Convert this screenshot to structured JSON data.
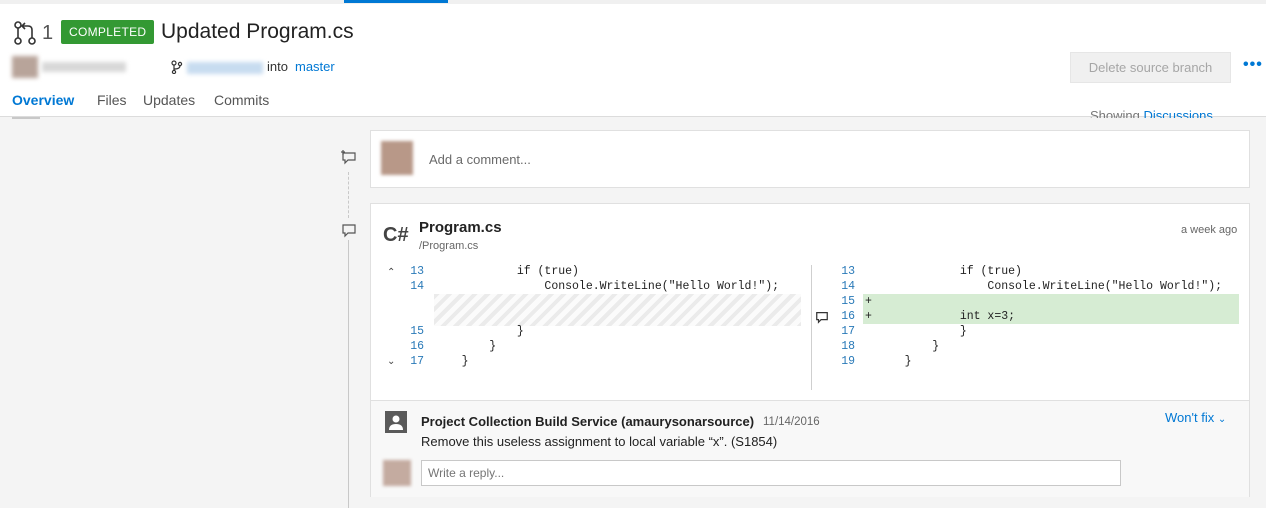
{
  "header": {
    "pr_id": "1",
    "status": "COMPLETED",
    "title": "Updated Program.cs",
    "into_label": "into",
    "target_branch": "master",
    "delete_button": "Delete source branch",
    "more_label": "•••"
  },
  "tabs": [
    {
      "label": "Overview"
    },
    {
      "label": "Files"
    },
    {
      "label": "Updates"
    },
    {
      "label": "Commits"
    }
  ],
  "showing": {
    "prefix": "Showing",
    "link": "Discussions"
  },
  "comment_box": {
    "placeholder": "Add a comment..."
  },
  "file": {
    "icon_label": "C#",
    "name": "Program.cs",
    "path": "/Program.cs",
    "time": "a week ago",
    "left_lines": [
      {
        "num": "13",
        "code": "            if (true)"
      },
      {
        "num": "14",
        "code": "                Console.WriteLine(\"Hello World!\");"
      },
      {
        "num": "15",
        "code": "            }"
      },
      {
        "num": "16",
        "code": "        }"
      },
      {
        "num": "17",
        "code": "    }"
      }
    ],
    "right_lines": [
      {
        "num": "13",
        "code": "            if (true)"
      },
      {
        "num": "14",
        "code": "                Console.WriteLine(\"Hello World!\");"
      },
      {
        "num": "15",
        "code": "",
        "marker": "+"
      },
      {
        "num": "16",
        "code": "            int x=3;",
        "marker": "+"
      },
      {
        "num": "17",
        "code": "            }"
      },
      {
        "num": "18",
        "code": "        }"
      },
      {
        "num": "19",
        "code": "    }"
      }
    ]
  },
  "thread": {
    "author": "Project Collection Build Service (amaurysonarsource)",
    "date": "11/14/2016",
    "text": "Remove this useless assignment to local variable “x”. (S1854)",
    "status": "Won't fix",
    "reply_placeholder": "Write a reply..."
  },
  "colors": {
    "accent": "#0078d4",
    "completed": "#339933",
    "added_line": "#d6ecd3"
  }
}
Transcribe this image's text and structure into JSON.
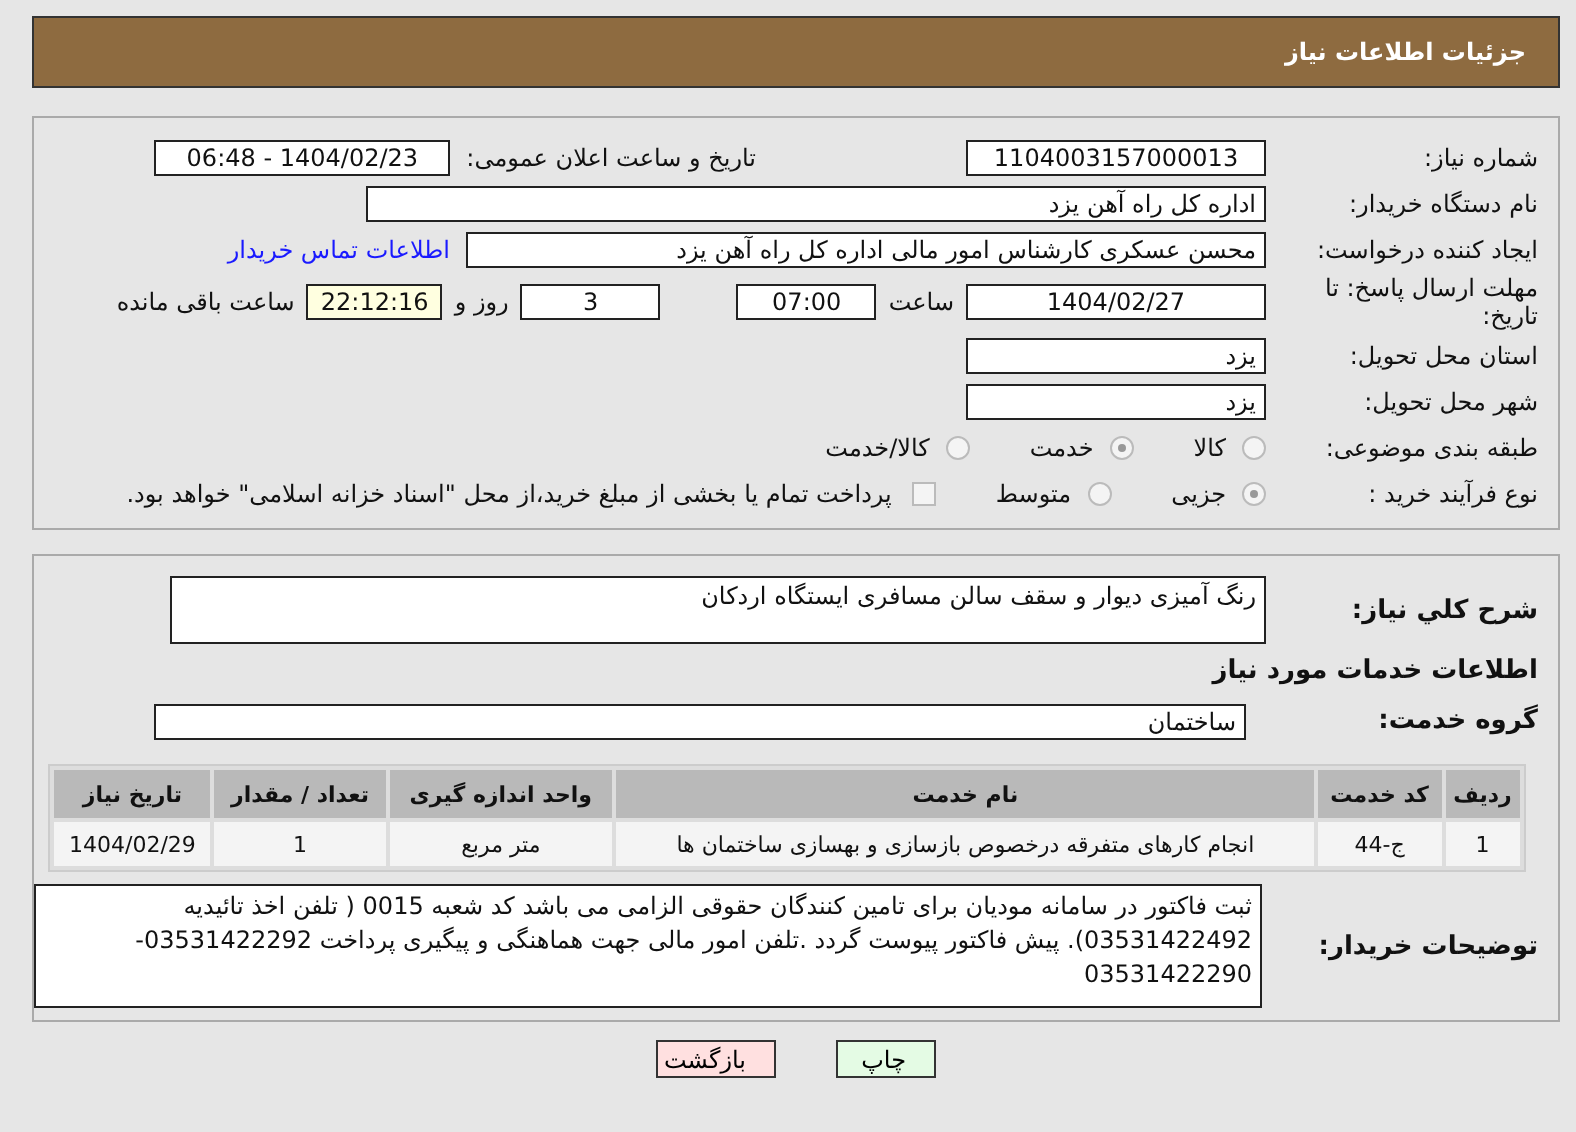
{
  "header": {
    "title": "جزئیات اطلاعات نیاز"
  },
  "need_number": {
    "label": "شماره نیاز:",
    "value": "1104003157000013"
  },
  "announce": {
    "label": "تاریخ و ساعت اعلان عمومی:",
    "value": "1404/02/23 - 06:48"
  },
  "buyer_org": {
    "label": "نام دستگاه خریدار:",
    "value": "اداره کل راه آهن یزد"
  },
  "requester": {
    "label": "ایجاد کننده درخواست:",
    "value": "محسن عسکری کارشناس امور مالی اداره کل راه آهن یزد",
    "link": "اطلاعات تماس خریدار"
  },
  "deadline": {
    "label": "مهلت ارسال پاسخ: تا تاریخ:",
    "date": "1404/02/27",
    "time_label": "ساعت",
    "time": "07:00",
    "days": "3",
    "days_label": "روز و",
    "remaining": "22:12:16",
    "remaining_label": "ساعت باقی مانده"
  },
  "province": {
    "label": "استان محل تحویل:",
    "value": "یزد"
  },
  "city": {
    "label": "شهر محل تحویل:",
    "value": "یزد"
  },
  "category": {
    "label": "طبقه بندی موضوعی:",
    "options": [
      {
        "label": "کالا",
        "selected": false
      },
      {
        "label": "خدمت",
        "selected": true
      },
      {
        "label": "کالا/خدمت",
        "selected": false
      }
    ]
  },
  "purchase_type": {
    "label": "نوع فرآیند خرید :",
    "options": [
      {
        "label": "جزیی",
        "selected": true
      },
      {
        "label": "متوسط",
        "selected": false
      }
    ],
    "payment": {
      "label": "پرداخت تمام یا بخشی از مبلغ خرید،از محل \"اسناد خزانه اسلامی\" خواهد بود.",
      "checked": false
    }
  },
  "description": {
    "label": "شرح كلي نياز:",
    "value": "رنگ آمیزی دیوار و سقف سالن مسافری ایستگاه اردکان"
  },
  "services_heading": "اطلاعات خدمات مورد نیاز",
  "service_group": {
    "label": "گروه خدمت:",
    "value": "ساختمان"
  },
  "table": {
    "columns": [
      "ردیف",
      "کد خدمت",
      "نام خدمت",
      "واحد اندازه گیری",
      "تعداد / مقدار",
      "تاریخ نیاز"
    ],
    "rows": [
      [
        "1",
        "ج-44",
        "انجام کارهای متفرقه درخصوص بازسازی و بهسازی ساختمان ها",
        "متر مربع",
        "1",
        "1404/02/29"
      ]
    ]
  },
  "buyer_notes": {
    "label": "توضیحات خریدار:",
    "value": "ثبت فاکتور در سامانه مودیان برای تامین کنندگان حقوقی الزامی می باشد کد شعبه 0015 ( تلفن اخذ تائیدیه 03531422492). پیش فاکتور پیوست گردد .تلفن امور مالی جهت هماهنگی و پیگیری پرداخت 03531422292- 03531422290"
  },
  "buttons": [
    {
      "label": "چاپ",
      "kind": "print"
    },
    {
      "label": "بازگشت",
      "kind": "back"
    }
  ]
}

_What to do_
From the listing, copy each line containing the word "خدمت".

_Answer below_
        "label": "خدمت",
        "label": "کالا/خدمت",
    "label": "گروه خدمت:",
      "کد خدمت",
      "نام خدمت",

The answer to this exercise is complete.